> **Stated problem**
Copy each line below in which the string "Trader" occurs.

> **Items**
◆ ◆ ◆
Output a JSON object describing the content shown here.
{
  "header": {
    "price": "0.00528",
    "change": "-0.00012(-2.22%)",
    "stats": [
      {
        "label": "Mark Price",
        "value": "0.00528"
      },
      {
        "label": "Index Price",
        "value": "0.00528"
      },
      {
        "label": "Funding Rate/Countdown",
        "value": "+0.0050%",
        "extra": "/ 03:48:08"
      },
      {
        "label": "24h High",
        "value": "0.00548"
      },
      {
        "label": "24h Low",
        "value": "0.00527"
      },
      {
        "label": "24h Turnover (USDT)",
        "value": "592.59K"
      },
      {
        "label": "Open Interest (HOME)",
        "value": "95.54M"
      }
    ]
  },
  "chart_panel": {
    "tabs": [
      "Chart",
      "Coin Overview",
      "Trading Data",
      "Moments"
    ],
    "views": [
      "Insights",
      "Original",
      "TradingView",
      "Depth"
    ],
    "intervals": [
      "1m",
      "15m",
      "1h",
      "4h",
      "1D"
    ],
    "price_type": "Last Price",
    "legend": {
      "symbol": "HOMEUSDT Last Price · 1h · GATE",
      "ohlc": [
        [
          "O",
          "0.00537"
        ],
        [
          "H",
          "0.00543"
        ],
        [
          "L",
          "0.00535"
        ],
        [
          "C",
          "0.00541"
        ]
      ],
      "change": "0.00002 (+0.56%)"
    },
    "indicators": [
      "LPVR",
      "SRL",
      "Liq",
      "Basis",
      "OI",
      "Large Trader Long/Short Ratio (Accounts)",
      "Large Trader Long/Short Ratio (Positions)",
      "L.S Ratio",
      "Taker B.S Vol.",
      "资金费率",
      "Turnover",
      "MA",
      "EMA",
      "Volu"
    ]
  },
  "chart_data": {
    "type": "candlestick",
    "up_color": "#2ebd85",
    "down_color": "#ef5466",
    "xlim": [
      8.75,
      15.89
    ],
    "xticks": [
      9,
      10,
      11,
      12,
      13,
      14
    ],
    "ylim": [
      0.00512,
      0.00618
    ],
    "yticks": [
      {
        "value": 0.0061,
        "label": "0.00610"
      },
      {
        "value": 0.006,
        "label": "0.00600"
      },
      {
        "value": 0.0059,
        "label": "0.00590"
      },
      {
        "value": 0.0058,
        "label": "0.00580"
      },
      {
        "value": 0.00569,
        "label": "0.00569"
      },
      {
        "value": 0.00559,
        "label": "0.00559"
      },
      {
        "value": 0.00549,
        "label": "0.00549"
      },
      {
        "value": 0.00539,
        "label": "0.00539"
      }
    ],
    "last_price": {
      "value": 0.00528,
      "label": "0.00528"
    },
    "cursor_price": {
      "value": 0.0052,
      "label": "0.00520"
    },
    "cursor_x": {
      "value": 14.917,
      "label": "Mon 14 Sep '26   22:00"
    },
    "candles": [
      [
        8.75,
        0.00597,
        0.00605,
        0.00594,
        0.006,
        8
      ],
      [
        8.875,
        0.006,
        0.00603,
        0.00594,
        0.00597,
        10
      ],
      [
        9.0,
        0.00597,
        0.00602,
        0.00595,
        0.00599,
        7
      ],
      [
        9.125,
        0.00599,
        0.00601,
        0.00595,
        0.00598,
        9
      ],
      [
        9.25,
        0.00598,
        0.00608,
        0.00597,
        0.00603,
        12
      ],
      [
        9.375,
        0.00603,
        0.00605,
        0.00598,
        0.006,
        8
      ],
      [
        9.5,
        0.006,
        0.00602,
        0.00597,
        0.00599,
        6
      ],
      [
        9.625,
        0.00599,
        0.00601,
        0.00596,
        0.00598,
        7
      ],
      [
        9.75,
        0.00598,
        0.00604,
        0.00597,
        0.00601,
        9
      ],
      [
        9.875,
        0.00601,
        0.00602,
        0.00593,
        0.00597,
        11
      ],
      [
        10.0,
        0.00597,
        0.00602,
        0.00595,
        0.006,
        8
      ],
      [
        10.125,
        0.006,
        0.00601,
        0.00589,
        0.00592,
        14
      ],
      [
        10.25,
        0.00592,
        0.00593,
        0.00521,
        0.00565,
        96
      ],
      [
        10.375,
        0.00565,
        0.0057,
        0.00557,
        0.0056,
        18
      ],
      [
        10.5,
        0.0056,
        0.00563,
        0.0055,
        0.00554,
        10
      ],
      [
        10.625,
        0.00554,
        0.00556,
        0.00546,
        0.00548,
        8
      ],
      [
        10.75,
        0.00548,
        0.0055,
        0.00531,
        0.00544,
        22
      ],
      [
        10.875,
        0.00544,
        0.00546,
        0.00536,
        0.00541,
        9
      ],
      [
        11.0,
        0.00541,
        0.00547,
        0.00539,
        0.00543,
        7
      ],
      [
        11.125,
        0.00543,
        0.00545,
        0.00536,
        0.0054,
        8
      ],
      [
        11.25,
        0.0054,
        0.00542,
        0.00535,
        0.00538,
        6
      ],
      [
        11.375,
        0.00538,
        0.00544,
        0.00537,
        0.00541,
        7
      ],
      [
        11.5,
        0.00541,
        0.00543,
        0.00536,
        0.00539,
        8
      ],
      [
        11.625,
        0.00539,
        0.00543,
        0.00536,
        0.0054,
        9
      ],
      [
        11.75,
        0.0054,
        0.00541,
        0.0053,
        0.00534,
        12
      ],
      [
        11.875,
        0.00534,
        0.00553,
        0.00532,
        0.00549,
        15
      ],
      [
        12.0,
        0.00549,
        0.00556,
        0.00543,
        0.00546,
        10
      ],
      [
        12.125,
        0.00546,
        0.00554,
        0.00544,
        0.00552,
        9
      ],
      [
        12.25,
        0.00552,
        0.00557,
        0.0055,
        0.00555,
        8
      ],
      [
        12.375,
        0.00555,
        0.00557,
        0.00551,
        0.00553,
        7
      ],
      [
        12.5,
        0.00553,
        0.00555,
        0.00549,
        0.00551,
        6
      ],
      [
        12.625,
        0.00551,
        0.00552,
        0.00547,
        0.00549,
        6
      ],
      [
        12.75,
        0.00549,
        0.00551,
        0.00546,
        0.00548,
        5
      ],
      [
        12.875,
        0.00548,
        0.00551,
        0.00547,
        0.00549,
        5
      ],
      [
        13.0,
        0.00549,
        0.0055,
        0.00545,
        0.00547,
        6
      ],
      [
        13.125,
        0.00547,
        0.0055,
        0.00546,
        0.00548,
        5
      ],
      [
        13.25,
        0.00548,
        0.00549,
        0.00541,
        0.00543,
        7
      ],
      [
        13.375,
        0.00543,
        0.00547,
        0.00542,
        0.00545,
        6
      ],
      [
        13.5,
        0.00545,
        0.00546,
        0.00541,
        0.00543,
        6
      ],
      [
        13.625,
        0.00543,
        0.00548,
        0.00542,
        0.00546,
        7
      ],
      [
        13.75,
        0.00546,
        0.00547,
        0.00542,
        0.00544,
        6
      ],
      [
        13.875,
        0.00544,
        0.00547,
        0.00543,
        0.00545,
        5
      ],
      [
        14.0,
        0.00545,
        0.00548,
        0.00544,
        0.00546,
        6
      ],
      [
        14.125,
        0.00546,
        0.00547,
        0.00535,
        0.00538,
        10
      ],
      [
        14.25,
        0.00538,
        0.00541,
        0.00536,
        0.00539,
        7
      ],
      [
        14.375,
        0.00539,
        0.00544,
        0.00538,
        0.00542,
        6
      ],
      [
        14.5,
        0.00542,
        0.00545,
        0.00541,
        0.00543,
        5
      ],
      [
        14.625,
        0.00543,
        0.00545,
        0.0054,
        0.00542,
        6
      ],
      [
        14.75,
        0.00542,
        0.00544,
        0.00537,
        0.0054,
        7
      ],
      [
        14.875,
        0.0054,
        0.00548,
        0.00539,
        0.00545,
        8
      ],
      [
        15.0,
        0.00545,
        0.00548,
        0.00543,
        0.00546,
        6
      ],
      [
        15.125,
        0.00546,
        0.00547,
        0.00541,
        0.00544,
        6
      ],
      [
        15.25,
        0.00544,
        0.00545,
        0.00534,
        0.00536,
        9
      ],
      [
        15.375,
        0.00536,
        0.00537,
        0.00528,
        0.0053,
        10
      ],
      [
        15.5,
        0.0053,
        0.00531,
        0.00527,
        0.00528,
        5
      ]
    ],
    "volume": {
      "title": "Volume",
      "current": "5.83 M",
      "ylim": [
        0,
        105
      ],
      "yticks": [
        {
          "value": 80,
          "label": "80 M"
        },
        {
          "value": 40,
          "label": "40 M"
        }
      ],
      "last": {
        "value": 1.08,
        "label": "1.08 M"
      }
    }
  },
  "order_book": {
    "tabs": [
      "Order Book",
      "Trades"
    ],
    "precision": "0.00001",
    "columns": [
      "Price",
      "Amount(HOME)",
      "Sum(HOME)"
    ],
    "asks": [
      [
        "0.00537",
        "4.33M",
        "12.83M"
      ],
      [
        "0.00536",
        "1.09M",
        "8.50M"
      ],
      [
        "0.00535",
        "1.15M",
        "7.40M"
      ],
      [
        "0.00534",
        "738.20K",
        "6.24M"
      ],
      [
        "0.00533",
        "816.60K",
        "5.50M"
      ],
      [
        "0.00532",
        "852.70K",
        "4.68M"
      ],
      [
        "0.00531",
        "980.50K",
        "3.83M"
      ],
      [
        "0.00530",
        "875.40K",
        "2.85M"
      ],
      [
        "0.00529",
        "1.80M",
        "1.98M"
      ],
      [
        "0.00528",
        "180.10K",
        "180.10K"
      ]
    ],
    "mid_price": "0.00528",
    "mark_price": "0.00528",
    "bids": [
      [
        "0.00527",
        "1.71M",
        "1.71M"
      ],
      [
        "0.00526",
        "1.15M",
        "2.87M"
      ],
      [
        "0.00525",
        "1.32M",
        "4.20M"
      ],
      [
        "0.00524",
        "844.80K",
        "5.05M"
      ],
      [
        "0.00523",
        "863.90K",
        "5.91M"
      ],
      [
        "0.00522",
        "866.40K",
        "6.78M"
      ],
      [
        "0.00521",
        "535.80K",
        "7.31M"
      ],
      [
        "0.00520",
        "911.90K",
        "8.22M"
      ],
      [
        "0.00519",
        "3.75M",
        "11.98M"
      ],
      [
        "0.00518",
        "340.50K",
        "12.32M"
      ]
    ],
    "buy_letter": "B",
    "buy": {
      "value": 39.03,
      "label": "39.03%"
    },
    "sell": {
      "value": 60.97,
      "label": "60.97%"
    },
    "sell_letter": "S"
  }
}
◆ ◆ ◆
> **Answer to the problem**
      "Large Trader Long/Short Ratio (Accounts)",
      "Large Trader Long/Short Ratio (Positions)",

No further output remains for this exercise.